(Coordinate annotation records)
++++++++++

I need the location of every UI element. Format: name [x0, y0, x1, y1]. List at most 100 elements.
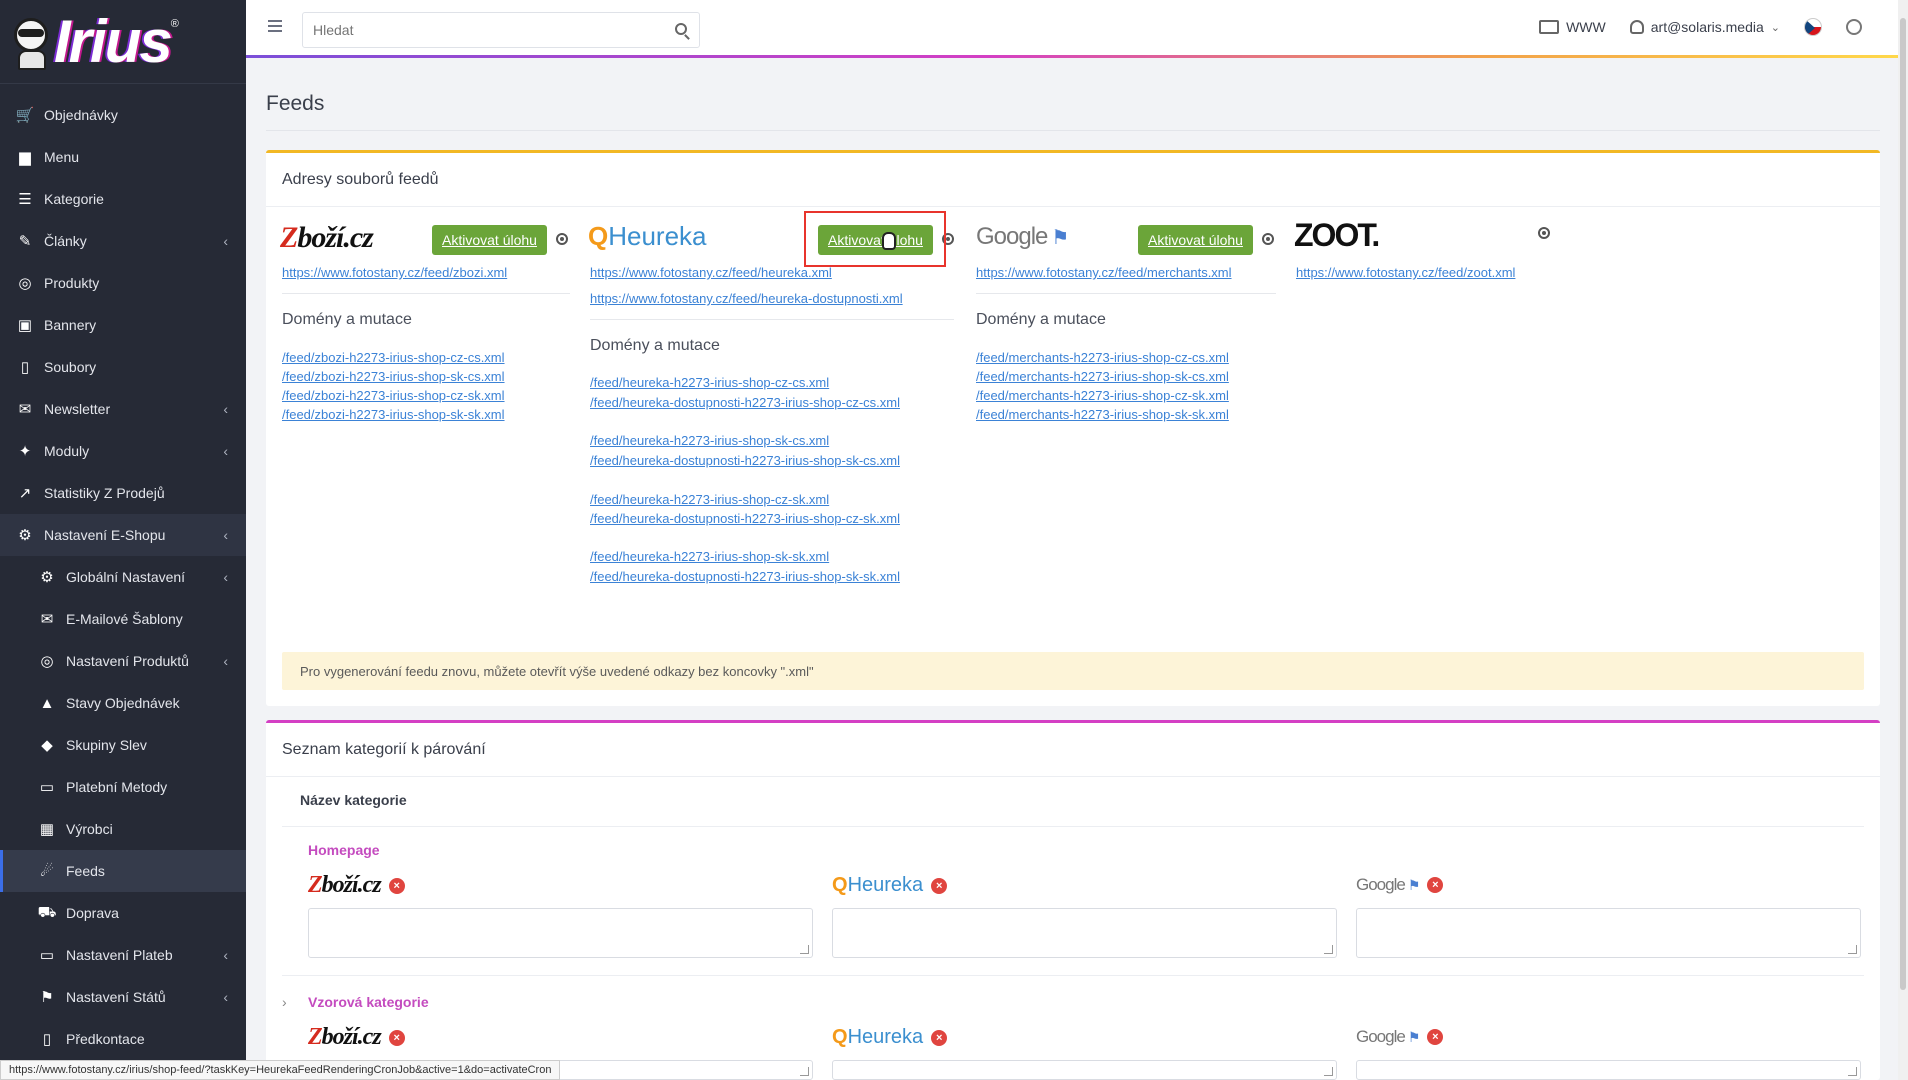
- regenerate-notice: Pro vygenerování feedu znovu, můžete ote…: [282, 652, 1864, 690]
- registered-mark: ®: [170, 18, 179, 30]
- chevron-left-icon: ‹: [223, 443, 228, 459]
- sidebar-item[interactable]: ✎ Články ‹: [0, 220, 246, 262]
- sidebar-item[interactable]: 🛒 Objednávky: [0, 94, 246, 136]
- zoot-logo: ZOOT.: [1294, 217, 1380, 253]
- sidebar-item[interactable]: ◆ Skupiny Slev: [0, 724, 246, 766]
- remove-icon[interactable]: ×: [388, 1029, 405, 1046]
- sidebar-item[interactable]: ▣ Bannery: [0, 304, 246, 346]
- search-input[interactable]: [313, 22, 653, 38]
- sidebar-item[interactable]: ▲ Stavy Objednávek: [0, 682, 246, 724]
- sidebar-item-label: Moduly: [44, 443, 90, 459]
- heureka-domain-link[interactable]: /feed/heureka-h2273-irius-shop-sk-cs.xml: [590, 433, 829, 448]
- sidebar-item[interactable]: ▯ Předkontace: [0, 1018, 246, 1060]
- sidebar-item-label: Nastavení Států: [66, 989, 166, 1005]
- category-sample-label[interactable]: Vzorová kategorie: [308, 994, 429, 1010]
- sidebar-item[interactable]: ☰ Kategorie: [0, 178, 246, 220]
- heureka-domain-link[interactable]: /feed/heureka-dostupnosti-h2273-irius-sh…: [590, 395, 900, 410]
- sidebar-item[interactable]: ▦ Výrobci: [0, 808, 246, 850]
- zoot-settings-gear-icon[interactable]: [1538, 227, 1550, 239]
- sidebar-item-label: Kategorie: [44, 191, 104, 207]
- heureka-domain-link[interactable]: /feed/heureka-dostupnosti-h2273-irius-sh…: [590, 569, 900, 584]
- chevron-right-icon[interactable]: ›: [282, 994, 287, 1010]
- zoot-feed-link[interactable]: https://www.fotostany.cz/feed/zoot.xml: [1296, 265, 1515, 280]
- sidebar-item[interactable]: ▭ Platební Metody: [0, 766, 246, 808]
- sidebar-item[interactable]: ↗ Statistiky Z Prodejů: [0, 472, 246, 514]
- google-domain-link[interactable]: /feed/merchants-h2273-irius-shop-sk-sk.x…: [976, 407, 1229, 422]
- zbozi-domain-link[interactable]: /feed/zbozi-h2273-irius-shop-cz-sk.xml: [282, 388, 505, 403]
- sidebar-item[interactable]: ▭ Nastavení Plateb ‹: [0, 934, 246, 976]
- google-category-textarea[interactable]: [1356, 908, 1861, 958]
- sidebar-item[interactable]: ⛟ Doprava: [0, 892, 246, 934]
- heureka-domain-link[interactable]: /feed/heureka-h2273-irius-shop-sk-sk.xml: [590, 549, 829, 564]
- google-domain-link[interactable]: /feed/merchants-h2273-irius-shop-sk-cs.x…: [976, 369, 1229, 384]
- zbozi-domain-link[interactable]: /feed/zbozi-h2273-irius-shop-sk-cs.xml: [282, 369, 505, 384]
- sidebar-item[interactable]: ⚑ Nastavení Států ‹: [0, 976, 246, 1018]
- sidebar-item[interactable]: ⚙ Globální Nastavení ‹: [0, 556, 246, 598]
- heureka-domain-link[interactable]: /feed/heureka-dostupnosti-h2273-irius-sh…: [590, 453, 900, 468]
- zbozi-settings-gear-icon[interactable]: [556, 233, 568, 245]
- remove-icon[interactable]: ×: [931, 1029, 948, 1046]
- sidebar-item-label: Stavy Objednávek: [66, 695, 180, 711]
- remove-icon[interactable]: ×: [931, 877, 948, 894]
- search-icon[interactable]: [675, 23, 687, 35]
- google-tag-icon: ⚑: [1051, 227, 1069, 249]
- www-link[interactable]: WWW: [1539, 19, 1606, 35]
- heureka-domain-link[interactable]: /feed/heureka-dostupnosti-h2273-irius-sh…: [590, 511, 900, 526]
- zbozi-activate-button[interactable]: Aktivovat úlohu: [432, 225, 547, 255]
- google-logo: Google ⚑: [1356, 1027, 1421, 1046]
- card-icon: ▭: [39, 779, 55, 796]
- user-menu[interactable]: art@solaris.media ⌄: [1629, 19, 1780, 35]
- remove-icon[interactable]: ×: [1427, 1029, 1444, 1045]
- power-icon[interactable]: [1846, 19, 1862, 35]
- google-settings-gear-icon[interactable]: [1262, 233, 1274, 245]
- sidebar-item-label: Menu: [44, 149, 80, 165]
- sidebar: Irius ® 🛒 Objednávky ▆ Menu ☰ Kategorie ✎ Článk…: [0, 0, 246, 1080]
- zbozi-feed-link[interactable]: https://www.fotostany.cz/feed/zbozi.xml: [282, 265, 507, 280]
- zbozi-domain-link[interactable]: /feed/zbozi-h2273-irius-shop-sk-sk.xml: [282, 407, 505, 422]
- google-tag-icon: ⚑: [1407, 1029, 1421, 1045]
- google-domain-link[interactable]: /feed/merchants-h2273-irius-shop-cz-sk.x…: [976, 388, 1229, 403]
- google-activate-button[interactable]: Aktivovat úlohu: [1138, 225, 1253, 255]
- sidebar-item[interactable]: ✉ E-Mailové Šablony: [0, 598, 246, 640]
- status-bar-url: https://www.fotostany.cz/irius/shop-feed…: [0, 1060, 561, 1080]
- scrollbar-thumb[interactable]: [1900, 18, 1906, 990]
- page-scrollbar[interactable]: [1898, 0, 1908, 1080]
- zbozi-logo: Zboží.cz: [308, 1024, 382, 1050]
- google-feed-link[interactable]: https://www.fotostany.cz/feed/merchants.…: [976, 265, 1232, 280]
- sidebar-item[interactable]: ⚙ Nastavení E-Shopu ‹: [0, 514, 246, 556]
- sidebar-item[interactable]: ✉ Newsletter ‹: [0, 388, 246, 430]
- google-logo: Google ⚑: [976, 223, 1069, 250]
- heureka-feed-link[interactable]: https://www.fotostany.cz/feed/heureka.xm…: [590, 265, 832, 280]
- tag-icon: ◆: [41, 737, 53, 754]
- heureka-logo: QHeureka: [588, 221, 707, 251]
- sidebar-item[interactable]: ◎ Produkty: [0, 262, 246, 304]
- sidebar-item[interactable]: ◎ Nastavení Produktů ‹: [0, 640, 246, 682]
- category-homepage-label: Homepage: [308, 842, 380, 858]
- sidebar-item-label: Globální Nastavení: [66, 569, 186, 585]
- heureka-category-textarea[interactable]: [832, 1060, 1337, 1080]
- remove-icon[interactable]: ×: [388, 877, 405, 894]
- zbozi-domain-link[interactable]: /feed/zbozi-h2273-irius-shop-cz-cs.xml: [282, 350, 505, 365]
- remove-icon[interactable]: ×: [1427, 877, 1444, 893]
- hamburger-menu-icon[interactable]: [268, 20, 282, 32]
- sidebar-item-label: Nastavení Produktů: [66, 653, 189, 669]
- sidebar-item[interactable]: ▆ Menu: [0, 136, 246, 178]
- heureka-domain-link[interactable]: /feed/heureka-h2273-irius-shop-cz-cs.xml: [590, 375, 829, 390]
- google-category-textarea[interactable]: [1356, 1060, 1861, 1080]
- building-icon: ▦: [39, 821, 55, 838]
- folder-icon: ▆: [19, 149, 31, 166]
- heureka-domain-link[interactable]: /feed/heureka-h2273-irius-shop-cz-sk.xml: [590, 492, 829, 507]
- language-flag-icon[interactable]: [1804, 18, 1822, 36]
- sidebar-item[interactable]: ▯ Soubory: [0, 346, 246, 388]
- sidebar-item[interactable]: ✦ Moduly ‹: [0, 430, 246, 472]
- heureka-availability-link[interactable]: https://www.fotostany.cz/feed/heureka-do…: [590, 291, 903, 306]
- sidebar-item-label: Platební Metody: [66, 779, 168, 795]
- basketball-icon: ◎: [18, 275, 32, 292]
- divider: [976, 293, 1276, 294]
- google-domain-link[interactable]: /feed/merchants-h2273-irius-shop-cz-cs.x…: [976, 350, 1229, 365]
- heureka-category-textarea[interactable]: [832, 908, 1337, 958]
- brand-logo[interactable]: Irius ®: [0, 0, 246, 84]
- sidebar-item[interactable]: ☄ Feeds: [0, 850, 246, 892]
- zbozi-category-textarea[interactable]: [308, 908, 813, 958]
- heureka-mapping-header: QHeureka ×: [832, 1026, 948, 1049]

++++++++++

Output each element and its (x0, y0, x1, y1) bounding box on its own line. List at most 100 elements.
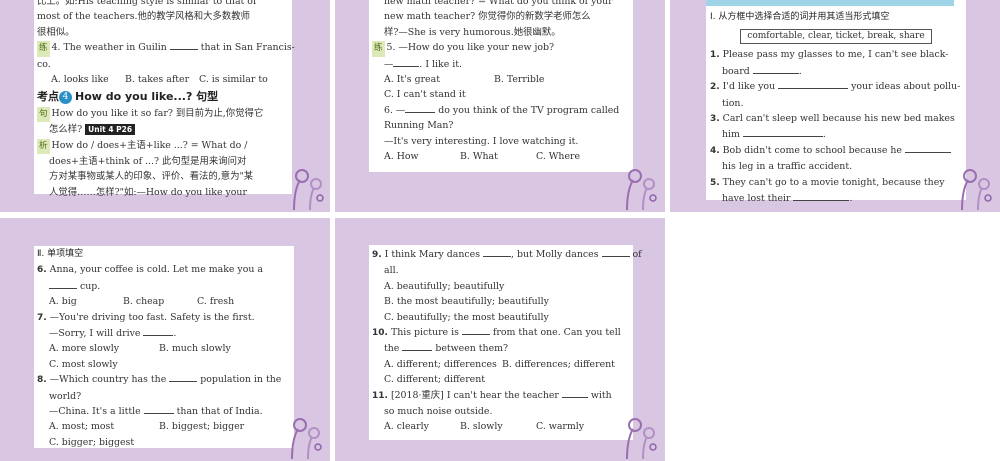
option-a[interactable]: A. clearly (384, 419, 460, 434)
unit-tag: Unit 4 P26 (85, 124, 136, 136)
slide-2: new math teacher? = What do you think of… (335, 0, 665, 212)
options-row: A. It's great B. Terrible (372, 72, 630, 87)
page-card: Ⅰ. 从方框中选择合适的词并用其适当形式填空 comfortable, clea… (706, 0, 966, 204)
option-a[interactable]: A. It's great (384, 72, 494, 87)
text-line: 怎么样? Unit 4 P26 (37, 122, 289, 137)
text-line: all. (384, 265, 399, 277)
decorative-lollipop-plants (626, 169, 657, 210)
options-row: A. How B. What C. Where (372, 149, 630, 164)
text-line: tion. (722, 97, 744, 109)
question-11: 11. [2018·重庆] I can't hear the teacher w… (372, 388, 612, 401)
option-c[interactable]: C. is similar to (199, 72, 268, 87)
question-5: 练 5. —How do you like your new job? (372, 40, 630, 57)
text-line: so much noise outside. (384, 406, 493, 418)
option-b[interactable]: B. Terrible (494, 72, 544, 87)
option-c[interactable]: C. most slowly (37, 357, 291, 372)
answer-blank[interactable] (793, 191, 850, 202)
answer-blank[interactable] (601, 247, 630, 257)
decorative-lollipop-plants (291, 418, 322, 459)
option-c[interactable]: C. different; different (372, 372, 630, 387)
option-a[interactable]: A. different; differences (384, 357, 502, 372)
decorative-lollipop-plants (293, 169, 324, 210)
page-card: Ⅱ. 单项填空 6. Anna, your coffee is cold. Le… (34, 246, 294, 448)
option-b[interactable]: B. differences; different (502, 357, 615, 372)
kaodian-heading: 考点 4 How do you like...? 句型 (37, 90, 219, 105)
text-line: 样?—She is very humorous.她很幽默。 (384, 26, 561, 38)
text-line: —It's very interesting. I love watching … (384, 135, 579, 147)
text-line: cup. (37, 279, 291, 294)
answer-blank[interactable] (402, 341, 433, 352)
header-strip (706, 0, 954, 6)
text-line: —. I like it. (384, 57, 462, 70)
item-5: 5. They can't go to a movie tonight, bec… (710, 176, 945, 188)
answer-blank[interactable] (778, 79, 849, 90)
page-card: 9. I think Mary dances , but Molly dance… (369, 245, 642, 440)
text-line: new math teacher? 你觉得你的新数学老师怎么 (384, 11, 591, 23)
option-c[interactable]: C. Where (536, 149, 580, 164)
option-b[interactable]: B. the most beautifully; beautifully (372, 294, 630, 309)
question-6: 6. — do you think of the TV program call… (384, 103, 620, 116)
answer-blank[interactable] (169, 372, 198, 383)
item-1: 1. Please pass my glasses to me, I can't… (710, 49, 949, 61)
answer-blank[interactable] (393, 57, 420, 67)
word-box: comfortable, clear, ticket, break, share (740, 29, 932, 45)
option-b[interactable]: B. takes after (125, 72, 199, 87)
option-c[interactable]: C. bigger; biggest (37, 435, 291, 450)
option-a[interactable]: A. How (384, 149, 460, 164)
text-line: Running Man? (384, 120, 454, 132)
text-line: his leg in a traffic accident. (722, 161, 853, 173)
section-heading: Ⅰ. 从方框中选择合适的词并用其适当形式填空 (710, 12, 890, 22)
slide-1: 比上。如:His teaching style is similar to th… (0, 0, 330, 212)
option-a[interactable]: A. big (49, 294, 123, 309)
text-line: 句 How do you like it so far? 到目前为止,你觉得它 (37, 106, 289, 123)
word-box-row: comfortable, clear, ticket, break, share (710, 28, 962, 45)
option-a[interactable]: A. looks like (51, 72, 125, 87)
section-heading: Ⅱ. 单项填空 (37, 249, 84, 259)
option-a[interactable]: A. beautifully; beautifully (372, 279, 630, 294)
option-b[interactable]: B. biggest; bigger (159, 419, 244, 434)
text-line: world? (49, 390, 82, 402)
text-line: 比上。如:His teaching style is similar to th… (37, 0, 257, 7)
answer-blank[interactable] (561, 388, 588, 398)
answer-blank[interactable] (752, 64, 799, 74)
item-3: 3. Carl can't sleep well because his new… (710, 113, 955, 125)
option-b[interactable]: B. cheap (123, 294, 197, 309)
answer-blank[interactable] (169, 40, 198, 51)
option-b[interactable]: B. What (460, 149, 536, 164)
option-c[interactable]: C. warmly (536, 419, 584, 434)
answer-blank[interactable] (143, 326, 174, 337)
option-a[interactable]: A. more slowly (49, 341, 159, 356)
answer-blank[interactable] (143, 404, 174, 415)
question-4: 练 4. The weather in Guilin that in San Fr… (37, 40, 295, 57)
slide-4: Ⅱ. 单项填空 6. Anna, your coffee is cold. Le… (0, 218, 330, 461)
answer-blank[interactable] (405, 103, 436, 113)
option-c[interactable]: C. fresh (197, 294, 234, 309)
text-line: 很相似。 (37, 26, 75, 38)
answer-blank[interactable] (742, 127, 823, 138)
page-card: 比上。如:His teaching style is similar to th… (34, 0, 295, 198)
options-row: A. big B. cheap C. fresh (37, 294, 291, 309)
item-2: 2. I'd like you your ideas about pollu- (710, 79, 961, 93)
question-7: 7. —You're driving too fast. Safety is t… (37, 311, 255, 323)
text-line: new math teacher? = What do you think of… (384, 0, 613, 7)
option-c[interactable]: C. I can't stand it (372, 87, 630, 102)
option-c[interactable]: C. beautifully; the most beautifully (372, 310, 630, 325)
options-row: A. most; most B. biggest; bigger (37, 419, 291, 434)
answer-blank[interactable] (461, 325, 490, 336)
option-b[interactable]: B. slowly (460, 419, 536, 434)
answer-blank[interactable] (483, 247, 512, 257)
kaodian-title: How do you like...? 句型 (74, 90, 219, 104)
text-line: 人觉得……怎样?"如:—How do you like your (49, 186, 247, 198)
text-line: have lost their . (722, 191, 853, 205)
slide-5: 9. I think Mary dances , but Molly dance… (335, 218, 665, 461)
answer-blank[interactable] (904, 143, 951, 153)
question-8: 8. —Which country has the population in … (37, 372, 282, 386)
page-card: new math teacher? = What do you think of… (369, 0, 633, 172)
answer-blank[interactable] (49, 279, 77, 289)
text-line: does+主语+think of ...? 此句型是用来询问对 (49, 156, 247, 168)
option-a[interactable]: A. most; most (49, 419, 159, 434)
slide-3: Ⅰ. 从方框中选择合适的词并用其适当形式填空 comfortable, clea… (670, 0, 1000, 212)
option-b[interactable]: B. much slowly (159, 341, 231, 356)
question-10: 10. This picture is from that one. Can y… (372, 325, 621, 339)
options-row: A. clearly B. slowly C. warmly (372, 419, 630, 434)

++++++++++

_Given problem_
Turn the items from the line with "- regenerate-notice: Pro" up to and including the line with "369, 1229, 384]" into a numbered list, leaving out any blank lines.

_Written solution_
1. - regenerate-notice: Pro vygenerování feedu znovu, můžete ote…: [282, 652, 1864, 690]
2. - registered-mark: ®: [170, 18, 179, 30]
3. - chevron-left-icon: ‹: [223, 443, 228, 459]
4. - sidebar-item[interactable]: ✎ Články ‹: [0, 220, 246, 262]
5. - sidebar-item[interactable]: 🛒 Objednávky: [0, 94, 246, 136]
6. - zoot-logo: ZOOT.: [1294, 217, 1380, 253]
7. - sidebar-item[interactable]: ◆ Skupiny Slev: [0, 724, 246, 766]
8. - remove-icon[interactable]: ×: [388, 1029, 405, 1046]
9. - sidebar-item[interactable]: ▣ Bannery: [0, 304, 246, 346]
10. - search-input[interactable]: [313, 22, 653, 38]
11. - sidebar-item[interactable]: ▲ Stavy Objednávek: [0, 682, 246, 724]
12. - sidebar-item-label: Moduly: [44, 443, 90, 459]
13. - heureka-domain-link[interactable]: /feed/heureka-h2273-irius-shop-sk-cs.xml: [590, 433, 829, 448]
14. - sidebar-item[interactable]: ▯ Předkontace: [0, 1018, 246, 1060]
15. - sidebar-item-label: Nastavení Států: [66, 989, 166, 1005]
16. - category-sample-label[interactable]: Vzorová kategorie: [308, 994, 429, 1010]
17. - sidebar-item[interactable]: ☰ Kategorie: [0, 178, 246, 220]
18. - heureka-domain-link[interactable]: /feed/heureka-dostupnosti-h2273-irius-sh…: [590, 395, 900, 410]
19. - sidebar-item[interactable]: ▦ Výrobci: [0, 808, 246, 850]
20. - zoot-settings-gear-icon[interactable]: [1538, 227, 1550, 239]
21. - sidebar-item-label: Kategorie: [44, 191, 104, 207]
22. - heureka-domain-link[interactable]: /feed/heureka-dostupnosti-h2273-irius-sh…: [590, 569, 900, 584]
23. - chevron-right-icon[interactable]: ›: [282, 994, 287, 1010]
24. - zoot-feed-link[interactable]: https://www.fotostany.cz/feed/zoot.xml: [1296, 265, 1515, 280]
25. - sidebar-item[interactable]: ▭ Platební Metody: [0, 766, 246, 808]
26. - sidebar-item[interactable]: ↗ Statistiky Z Prodejů: [0, 472, 246, 514]
27. - google-domain-link[interactable]: /feed/merchants-h2273-irius-shop-sk-sk.x…: [976, 407, 1229, 422]
28. - zbozi-domain-link[interactable]: /feed/zbozi-h2273-irius-shop-cz-sk.xml: [282, 388, 505, 403]
29. - sidebar-item[interactable]: ▭ Nastavení Plateb ‹: [0, 934, 246, 976]
30. - google-category-textarea[interactable]: [1356, 908, 1861, 958]
31. - sidebar-item[interactable]: ⛟ Doprava: [0, 892, 246, 934]
32. - heureka-domain-link[interactable]: /feed/heureka-h2273-irius-shop-sk-sk.xml: [590, 549, 829, 564]
33. - google-domain-link[interactable]: /feed/merchants-h2273-irius-shop-sk-cs.x…: [976, 369, 1229, 384]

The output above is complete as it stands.